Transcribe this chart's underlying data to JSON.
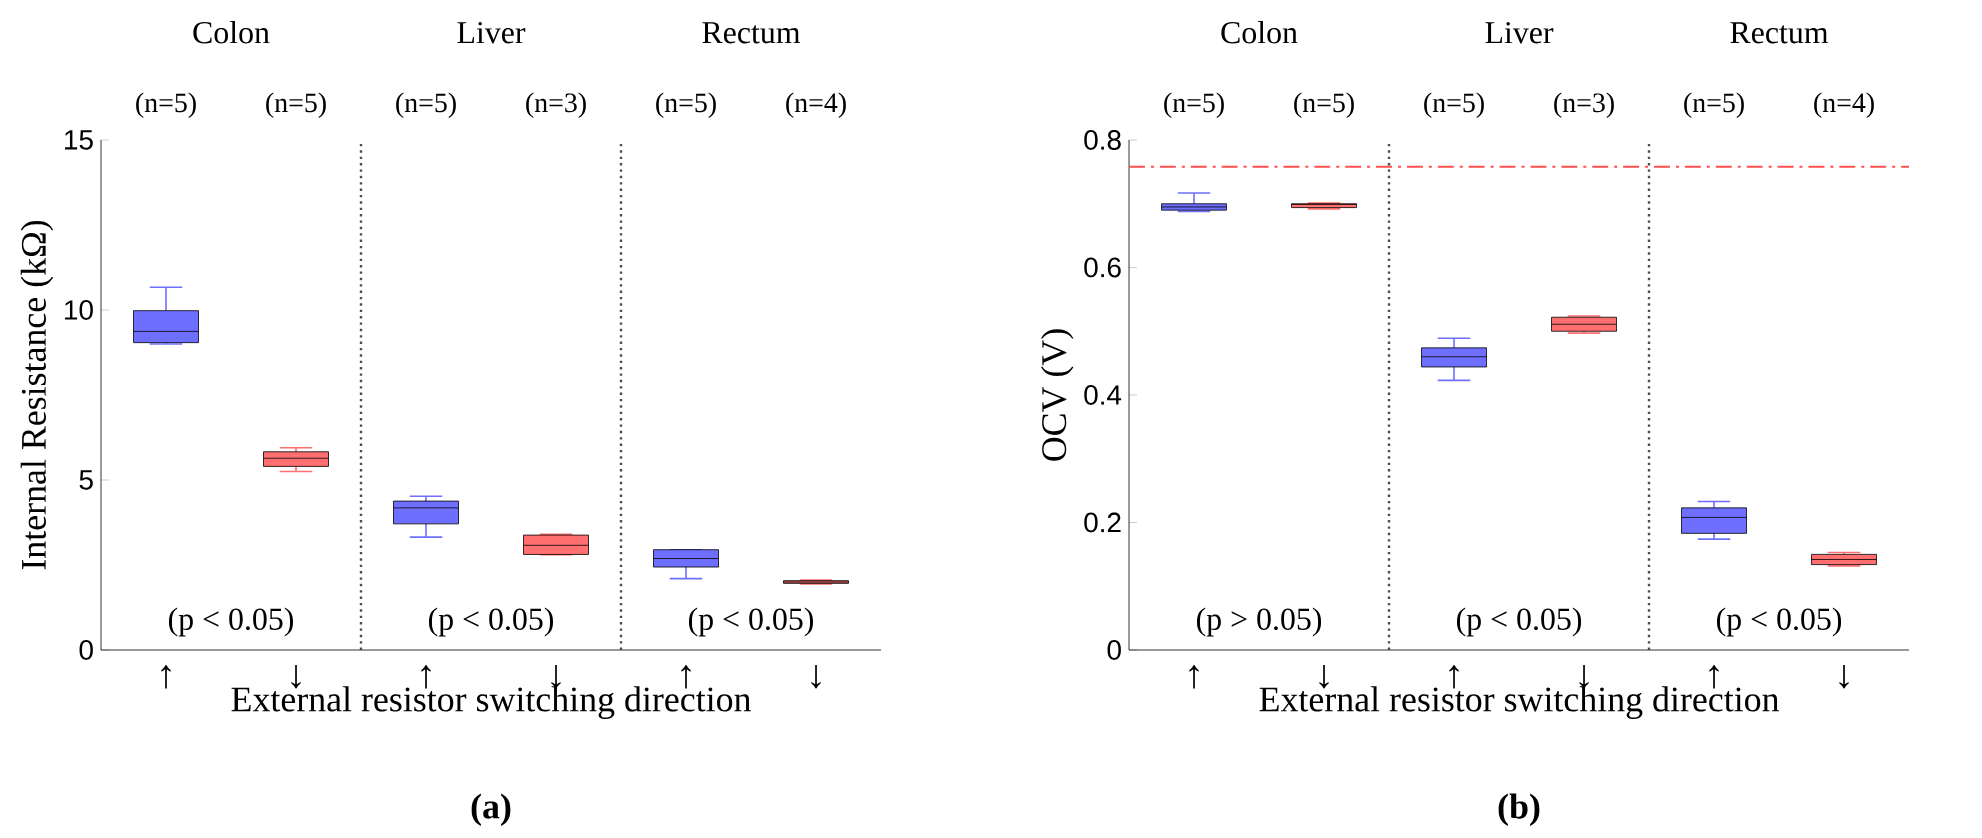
{
  "chart_data": [
    {
      "type": "box",
      "categories": [
        "↑",
        "↓",
        "↑",
        "↓",
        "↑",
        "↓"
      ],
      "xlabel": "External resistor switching direction",
      "ylabel": "Internal Resistance (kΩ)",
      "ylim": [
        0,
        15
      ],
      "yticks": [
        0,
        5,
        10,
        15
      ],
      "boxes": [
        {
          "low": 9.0,
          "q1": 9.04,
          "median": 9.37,
          "q3": 9.98,
          "high": 10.67
        },
        {
          "low": 5.25,
          "q1": 5.4,
          "median": 5.64,
          "q3": 5.83,
          "high": 5.95
        },
        {
          "low": 3.32,
          "q1": 3.71,
          "median": 4.18,
          "q3": 4.38,
          "high": 4.52
        },
        {
          "low": 2.8,
          "q1": 2.81,
          "median": 3.08,
          "q3": 3.38,
          "high": 3.4
        },
        {
          "low": 2.1,
          "q1": 2.44,
          "median": 2.69,
          "q3": 2.95,
          "high": 2.95
        },
        {
          "low": 1.94,
          "q1": 1.96,
          "median": 2.0,
          "q3": 2.04,
          "high": 2.06
        }
      ],
      "colors": [
        "#6f6fff",
        "#ff6f6f",
        "#6f6fff",
        "#ff6f6f",
        "#6f6fff",
        "#ff6f6f"
      ],
      "annotations": [
        "Colon",
        "Liver",
        "Rectum",
        "(n=5)",
        "(n=5)",
        "(n=5)",
        "(n=3)",
        "(n=5)",
        "(n=4)",
        "(p < 0.05)",
        "(p < 0.05)",
        "(p < 0.05)",
        "(a)"
      ]
    },
    {
      "type": "box",
      "categories": [
        "↑",
        "↓",
        "↑",
        "↓",
        "↑",
        "↓"
      ],
      "xlabel": "External resistor switching direction",
      "ylabel": "OCV (V)",
      "ylim": [
        0,
        0.8
      ],
      "yticks": [
        0,
        0.2,
        0.4,
        0.6,
        0.8
      ],
      "boxes": [
        {
          "low": 0.688,
          "q1": 0.69,
          "median": 0.695,
          "q3": 0.7,
          "high": 0.717
        },
        {
          "low": 0.692,
          "q1": 0.694,
          "median": 0.699,
          "q3": 0.7,
          "high": 0.701
        },
        {
          "low": 0.423,
          "q1": 0.444,
          "median": 0.46,
          "q3": 0.474,
          "high": 0.489
        },
        {
          "low": 0.497,
          "q1": 0.5,
          "median": 0.511,
          "q3": 0.522,
          "high": 0.524
        },
        {
          "low": 0.174,
          "q1": 0.183,
          "median": 0.208,
          "q3": 0.223,
          "high": 0.233
        },
        {
          "low": 0.132,
          "q1": 0.134,
          "median": 0.142,
          "q3": 0.15,
          "high": 0.153
        }
      ],
      "colors": [
        "#6f6fff",
        "#ff6f6f",
        "#6f6fff",
        "#ff6f6f",
        "#6f6fff",
        "#ff6f6f"
      ],
      "ref_lines": [
        {
          "axis": "y",
          "value": 0.758,
          "color": "#ff5050",
          "line_style": "dashdot"
        }
      ],
      "annotations": [
        "Colon",
        "Liver",
        "Rectum",
        "(n=5)",
        "(n=5)",
        "(n=5)",
        "(n=3)",
        "(n=5)",
        "(n=4)",
        "(p > 0.05)",
        "(p < 0.05)",
        "(p < 0.05)",
        "(b)"
      ]
    }
  ]
}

☆ ☆ ☆ ☆ ☆

Nothing but the pictures may be dropped; output the records above exactly.

Transcribe this chart's underlying data to JSON.
{
  "chart_data": [
    {
      "type": "box",
      "categories": [
        "↑",
        "↓",
        "↑",
        "↓",
        "↑",
        "↓"
      ],
      "xlabel": "External resistor switching direction",
      "ylabel": "Internal Resistance (kΩ)",
      "ylim": [
        0,
        15
      ],
      "yticks": [
        0,
        5,
        10,
        15
      ],
      "boxes": [
        {
          "low": 9.0,
          "q1": 9.04,
          "median": 9.37,
          "q3": 9.98,
          "high": 10.67
        },
        {
          "low": 5.25,
          "q1": 5.4,
          "median": 5.64,
          "q3": 5.83,
          "high": 5.95
        },
        {
          "low": 3.32,
          "q1": 3.71,
          "median": 4.18,
          "q3": 4.38,
          "high": 4.52
        },
        {
          "low": 2.8,
          "q1": 2.81,
          "median": 3.08,
          "q3": 3.38,
          "high": 3.4
        },
        {
          "low": 2.1,
          "q1": 2.44,
          "median": 2.69,
          "q3": 2.95,
          "high": 2.95
        },
        {
          "low": 1.94,
          "q1": 1.96,
          "median": 2.0,
          "q3": 2.04,
          "high": 2.06
        }
      ],
      "colors": [
        "#6f6fff",
        "#ff6f6f",
        "#6f6fff",
        "#ff6f6f",
        "#6f6fff",
        "#ff6f6f"
      ],
      "annotations": [
        "Colon",
        "Liver",
        "Rectum",
        "(n=5)",
        "(n=5)",
        "(n=5)",
        "(n=3)",
        "(n=5)",
        "(n=4)",
        "(p < 0.05)",
        "(p < 0.05)",
        "(p < 0.05)",
        "(a)"
      ]
    },
    {
      "type": "box",
      "categories": [
        "↑",
        "↓",
        "↑",
        "↓",
        "↑",
        "↓"
      ],
      "xlabel": "External resistor switching direction",
      "ylabel": "OCV (V)",
      "ylim": [
        0,
        0.8
      ],
      "yticks": [
        0,
        0.2,
        0.4,
        0.6,
        0.8
      ],
      "boxes": [
        {
          "low": 0.688,
          "q1": 0.69,
          "median": 0.695,
          "q3": 0.7,
          "high": 0.717
        },
        {
          "low": 0.692,
          "q1": 0.694,
          "median": 0.699,
          "q3": 0.7,
          "high": 0.701
        },
        {
          "low": 0.423,
          "q1": 0.444,
          "median": 0.46,
          "q3": 0.474,
          "high": 0.489
        },
        {
          "low": 0.497,
          "q1": 0.5,
          "median": 0.511,
          "q3": 0.522,
          "high": 0.524
        },
        {
          "low": 0.174,
          "q1": 0.183,
          "median": 0.208,
          "q3": 0.223,
          "high": 0.233
        },
        {
          "low": 0.132,
          "q1": 0.134,
          "median": 0.142,
          "q3": 0.15,
          "high": 0.153
        }
      ],
      "colors": [
        "#6f6fff",
        "#ff6f6f",
        "#6f6fff",
        "#ff6f6f",
        "#6f6fff",
        "#ff6f6f"
      ],
      "ref_lines": [
        {
          "axis": "y",
          "value": 0.758,
          "color": "#ff5050",
          "line_style": "dashdot"
        }
      ],
      "annotations": [
        "Colon",
        "Liver",
        "Rectum",
        "(n=5)",
        "(n=5)",
        "(n=5)",
        "(n=3)",
        "(n=5)",
        "(n=4)",
        "(p > 0.05)",
        "(p < 0.05)",
        "(p < 0.05)",
        "(b)"
      ]
    }
  ]
}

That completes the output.